■ TASK BRIEF ■
Below are some records. Pull every line that contains the word "nano".

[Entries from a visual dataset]
**********

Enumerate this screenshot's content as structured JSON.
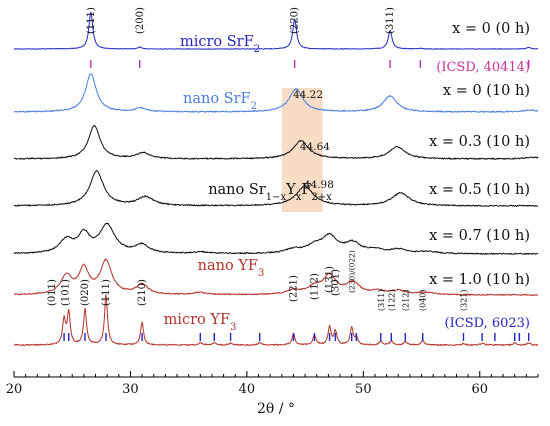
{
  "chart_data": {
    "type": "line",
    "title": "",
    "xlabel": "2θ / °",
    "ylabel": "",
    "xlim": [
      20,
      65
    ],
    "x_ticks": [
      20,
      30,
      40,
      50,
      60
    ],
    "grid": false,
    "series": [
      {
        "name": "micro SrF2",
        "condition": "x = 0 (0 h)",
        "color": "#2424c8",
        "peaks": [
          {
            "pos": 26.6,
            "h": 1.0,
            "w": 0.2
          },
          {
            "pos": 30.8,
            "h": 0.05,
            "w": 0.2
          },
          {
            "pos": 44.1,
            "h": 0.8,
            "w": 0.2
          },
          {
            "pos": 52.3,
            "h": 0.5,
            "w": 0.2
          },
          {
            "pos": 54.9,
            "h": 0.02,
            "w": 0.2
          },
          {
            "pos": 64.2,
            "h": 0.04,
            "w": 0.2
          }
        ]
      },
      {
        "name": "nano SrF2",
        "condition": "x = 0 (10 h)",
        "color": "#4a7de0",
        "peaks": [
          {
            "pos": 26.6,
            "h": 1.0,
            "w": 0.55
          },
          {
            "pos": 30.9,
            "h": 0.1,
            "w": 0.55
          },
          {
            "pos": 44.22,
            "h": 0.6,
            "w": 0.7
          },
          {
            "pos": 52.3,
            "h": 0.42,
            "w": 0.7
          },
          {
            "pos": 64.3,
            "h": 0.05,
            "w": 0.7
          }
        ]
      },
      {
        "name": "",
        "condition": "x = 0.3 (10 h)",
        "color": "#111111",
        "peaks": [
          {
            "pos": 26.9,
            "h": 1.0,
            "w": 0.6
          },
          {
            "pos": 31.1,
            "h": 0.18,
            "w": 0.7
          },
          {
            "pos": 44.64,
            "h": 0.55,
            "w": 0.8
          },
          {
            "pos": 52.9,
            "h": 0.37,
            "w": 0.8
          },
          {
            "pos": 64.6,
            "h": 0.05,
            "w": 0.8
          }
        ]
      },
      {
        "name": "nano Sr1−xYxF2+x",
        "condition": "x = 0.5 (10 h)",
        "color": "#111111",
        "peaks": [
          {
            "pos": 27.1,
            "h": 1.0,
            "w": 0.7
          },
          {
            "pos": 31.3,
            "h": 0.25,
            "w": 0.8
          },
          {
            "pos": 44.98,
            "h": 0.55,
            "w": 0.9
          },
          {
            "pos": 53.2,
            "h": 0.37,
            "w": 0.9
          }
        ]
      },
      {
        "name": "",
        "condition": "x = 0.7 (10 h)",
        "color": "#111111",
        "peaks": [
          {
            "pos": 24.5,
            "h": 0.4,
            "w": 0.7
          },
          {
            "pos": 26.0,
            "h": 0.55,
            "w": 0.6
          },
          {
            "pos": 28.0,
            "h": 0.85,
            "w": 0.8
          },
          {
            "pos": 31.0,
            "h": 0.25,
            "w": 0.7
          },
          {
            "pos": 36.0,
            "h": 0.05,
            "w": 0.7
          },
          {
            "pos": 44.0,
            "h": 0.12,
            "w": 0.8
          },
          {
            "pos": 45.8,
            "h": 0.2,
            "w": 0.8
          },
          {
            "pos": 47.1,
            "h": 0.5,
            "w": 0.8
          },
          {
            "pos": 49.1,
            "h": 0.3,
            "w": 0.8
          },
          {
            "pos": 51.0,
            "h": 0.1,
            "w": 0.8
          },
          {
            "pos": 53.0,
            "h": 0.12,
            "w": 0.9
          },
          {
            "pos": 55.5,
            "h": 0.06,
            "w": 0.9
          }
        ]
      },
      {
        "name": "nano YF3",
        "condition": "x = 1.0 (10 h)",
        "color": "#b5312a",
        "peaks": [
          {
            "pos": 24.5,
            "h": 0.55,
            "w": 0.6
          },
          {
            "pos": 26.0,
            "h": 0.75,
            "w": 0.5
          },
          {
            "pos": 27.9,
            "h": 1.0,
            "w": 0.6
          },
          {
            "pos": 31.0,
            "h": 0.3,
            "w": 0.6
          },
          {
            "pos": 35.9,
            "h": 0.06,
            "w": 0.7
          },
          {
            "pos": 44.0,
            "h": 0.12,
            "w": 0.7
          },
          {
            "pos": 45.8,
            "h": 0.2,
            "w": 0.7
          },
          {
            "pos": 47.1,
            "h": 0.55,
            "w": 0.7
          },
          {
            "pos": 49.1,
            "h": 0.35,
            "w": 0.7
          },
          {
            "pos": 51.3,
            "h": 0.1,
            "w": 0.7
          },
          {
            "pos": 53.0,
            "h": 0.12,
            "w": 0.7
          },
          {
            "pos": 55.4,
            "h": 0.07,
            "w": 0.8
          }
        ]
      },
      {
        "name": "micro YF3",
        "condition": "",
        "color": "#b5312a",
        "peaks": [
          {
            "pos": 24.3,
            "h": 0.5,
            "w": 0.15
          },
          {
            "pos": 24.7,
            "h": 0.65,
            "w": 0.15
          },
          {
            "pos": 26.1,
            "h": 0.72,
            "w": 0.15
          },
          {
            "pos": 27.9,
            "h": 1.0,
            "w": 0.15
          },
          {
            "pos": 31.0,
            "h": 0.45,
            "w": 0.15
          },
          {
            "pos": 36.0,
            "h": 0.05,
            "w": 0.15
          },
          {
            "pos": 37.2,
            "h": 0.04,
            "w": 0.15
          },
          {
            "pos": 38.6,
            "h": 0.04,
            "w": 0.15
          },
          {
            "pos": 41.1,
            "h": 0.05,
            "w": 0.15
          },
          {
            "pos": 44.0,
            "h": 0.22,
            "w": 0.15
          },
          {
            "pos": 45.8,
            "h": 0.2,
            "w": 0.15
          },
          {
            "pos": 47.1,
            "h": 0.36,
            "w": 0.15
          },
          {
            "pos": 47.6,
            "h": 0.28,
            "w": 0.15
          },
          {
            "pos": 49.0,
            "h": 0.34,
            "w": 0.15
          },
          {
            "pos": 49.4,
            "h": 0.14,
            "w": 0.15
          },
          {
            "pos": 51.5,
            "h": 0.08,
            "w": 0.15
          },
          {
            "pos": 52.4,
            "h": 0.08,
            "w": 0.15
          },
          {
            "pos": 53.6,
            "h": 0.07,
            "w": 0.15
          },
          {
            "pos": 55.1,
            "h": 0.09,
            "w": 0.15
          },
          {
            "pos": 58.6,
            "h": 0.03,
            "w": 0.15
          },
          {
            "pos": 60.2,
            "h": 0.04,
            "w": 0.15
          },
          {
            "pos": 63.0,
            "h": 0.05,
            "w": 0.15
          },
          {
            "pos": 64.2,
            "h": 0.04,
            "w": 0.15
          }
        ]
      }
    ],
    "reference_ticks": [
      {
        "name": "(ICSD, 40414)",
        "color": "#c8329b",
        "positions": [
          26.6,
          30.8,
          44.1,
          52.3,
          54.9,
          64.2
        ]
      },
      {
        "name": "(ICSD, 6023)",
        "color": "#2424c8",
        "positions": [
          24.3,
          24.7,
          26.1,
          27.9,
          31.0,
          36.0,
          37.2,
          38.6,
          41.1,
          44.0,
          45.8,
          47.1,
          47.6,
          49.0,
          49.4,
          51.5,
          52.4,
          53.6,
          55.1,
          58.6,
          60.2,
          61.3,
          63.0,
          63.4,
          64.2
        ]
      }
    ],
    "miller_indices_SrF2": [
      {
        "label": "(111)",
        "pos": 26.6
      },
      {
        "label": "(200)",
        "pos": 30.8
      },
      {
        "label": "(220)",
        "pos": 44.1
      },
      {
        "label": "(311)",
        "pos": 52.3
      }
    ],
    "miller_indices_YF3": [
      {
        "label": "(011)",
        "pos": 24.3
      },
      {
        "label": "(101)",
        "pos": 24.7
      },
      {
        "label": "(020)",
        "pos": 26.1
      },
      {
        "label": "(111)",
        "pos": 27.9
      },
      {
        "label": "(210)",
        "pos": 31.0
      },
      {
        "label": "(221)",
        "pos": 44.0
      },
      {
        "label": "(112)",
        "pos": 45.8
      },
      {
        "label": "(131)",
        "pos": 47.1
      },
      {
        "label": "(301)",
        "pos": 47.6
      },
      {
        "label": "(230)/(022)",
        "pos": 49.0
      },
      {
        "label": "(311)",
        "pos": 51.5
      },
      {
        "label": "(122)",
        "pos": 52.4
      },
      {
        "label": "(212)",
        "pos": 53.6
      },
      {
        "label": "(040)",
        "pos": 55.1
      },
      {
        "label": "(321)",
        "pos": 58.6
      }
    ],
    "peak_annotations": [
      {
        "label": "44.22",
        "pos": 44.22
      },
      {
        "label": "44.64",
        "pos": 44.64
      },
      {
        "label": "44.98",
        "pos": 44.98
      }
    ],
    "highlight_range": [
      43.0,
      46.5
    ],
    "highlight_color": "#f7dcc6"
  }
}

**********

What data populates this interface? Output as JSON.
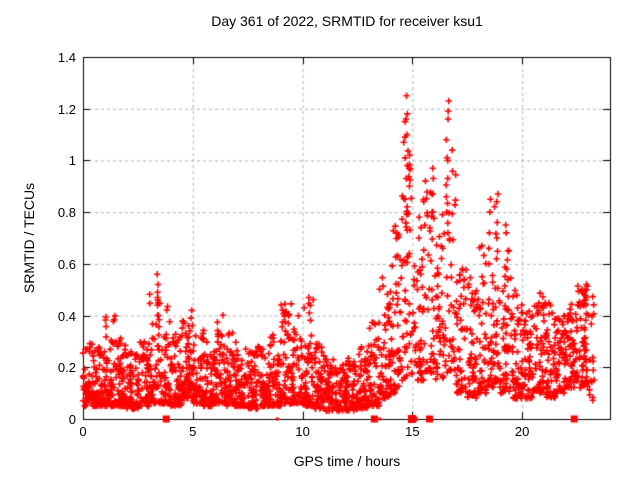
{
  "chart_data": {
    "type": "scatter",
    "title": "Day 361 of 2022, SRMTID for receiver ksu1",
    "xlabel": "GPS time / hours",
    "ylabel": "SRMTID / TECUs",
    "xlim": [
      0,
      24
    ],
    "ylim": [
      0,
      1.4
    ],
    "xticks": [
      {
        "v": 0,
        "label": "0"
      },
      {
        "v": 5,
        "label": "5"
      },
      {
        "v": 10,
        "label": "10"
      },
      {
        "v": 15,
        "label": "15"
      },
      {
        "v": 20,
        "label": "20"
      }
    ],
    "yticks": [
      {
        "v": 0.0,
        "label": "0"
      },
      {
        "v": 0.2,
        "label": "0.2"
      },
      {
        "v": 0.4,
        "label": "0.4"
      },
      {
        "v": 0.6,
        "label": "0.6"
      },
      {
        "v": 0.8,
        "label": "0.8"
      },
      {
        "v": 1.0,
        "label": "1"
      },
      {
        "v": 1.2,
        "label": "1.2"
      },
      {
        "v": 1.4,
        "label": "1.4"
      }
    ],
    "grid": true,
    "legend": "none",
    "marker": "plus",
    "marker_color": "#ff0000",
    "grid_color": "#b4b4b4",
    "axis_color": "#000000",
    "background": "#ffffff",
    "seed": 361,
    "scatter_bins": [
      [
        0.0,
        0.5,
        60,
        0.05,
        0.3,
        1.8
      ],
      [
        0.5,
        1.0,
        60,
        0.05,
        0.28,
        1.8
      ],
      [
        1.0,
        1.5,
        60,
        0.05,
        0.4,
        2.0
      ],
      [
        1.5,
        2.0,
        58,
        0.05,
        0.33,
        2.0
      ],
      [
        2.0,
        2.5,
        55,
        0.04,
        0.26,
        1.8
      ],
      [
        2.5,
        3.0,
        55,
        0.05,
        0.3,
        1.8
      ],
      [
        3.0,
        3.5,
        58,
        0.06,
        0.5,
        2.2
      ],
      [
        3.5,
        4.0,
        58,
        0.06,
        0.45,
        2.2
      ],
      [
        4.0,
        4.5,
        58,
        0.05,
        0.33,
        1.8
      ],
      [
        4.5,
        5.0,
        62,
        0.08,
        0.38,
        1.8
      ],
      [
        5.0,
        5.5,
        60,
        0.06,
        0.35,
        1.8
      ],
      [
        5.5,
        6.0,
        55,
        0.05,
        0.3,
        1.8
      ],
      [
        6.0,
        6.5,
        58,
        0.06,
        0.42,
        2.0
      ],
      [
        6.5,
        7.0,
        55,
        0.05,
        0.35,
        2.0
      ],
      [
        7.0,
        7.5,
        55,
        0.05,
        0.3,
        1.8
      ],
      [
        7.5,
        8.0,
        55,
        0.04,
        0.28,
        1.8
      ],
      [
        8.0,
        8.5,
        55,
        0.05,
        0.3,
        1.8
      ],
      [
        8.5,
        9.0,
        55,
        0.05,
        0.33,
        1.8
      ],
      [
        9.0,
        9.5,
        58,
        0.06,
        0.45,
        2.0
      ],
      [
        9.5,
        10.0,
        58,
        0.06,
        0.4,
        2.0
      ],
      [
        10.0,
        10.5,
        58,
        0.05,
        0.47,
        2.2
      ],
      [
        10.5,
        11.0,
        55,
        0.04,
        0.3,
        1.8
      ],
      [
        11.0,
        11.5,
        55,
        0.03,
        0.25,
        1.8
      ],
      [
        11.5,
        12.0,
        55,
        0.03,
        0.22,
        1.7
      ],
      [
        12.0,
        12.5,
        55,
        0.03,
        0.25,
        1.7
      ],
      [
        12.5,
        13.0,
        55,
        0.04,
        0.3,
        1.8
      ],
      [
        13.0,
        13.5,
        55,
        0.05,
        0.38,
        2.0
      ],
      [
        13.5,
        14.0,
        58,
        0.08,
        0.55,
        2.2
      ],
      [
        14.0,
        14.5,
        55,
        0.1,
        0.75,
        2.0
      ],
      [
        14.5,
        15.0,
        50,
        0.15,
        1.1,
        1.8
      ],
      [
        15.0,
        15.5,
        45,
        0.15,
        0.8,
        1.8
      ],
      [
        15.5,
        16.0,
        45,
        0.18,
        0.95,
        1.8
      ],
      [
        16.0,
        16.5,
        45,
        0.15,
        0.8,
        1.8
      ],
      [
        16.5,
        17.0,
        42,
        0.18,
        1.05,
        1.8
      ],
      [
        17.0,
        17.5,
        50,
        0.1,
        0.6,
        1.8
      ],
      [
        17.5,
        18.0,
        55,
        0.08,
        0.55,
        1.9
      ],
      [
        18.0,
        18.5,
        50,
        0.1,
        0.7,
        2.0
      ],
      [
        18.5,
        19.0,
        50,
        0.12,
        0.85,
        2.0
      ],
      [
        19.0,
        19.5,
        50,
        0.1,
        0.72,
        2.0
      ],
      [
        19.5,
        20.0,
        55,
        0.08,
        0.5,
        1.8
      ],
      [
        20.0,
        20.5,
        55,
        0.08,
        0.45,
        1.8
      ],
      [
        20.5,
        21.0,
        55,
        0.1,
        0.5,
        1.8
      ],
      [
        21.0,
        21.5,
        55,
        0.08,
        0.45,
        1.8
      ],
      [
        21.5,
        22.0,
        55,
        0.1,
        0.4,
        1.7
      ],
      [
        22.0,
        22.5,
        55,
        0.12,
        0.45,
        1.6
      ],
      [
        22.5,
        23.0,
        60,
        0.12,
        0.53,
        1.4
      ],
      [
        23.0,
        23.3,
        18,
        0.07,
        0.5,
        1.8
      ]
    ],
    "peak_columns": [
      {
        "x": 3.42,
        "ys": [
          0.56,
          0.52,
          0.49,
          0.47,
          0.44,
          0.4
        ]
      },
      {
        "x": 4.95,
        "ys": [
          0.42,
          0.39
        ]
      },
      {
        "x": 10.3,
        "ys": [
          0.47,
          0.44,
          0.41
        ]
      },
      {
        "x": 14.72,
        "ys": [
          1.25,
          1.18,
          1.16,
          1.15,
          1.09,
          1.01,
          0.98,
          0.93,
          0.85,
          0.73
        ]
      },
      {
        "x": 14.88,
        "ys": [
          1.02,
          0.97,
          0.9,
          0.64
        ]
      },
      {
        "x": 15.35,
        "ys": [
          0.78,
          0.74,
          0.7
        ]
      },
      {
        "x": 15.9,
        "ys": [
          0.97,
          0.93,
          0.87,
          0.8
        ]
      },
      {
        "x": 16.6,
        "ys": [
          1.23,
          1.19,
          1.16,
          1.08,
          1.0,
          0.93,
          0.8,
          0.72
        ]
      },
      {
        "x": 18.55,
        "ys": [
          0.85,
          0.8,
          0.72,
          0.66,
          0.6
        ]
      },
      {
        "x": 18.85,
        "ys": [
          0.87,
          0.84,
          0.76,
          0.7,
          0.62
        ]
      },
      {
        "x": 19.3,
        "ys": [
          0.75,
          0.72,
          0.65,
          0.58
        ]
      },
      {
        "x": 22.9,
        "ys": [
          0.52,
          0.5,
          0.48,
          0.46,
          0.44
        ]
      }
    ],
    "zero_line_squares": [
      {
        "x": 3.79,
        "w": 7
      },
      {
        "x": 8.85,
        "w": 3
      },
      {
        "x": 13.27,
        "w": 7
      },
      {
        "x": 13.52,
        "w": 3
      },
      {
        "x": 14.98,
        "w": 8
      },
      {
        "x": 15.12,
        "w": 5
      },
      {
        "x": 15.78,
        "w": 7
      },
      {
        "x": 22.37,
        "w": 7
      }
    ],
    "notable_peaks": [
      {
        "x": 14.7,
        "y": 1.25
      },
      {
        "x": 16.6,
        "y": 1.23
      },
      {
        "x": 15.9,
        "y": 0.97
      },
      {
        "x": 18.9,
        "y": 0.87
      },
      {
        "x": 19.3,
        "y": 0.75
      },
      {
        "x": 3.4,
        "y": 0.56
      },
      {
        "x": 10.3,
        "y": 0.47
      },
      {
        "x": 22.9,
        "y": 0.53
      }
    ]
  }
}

**********

■ TASK OUTPUT ■
        "name": "nano SrF2",
        "name": "nano Sr1−xYxF2+x",
        "name": "nano YF3",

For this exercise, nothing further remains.